Extracted data entries:
* Begin *

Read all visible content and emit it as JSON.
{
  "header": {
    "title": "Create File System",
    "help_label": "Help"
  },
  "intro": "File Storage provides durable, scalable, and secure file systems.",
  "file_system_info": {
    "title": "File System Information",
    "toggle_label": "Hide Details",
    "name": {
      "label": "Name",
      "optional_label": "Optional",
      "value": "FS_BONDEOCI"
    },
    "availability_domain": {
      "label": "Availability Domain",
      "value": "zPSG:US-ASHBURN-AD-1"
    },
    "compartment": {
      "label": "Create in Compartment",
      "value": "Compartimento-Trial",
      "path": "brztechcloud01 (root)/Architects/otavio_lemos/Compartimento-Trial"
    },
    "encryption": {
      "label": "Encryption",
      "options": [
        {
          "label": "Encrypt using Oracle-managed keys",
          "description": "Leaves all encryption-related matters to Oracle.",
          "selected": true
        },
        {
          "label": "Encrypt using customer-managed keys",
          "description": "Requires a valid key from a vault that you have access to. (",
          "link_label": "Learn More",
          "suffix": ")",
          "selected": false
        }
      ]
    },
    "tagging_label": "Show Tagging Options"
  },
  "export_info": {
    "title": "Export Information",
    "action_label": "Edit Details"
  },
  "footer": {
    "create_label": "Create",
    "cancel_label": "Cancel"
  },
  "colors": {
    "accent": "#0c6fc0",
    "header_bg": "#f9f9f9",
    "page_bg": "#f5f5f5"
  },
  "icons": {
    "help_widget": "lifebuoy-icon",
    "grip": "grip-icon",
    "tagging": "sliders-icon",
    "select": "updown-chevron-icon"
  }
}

* End *

» Stated goal
Calculate how many lines of the material include the string "keys", and state that number by itself.

» Solution to this problem
2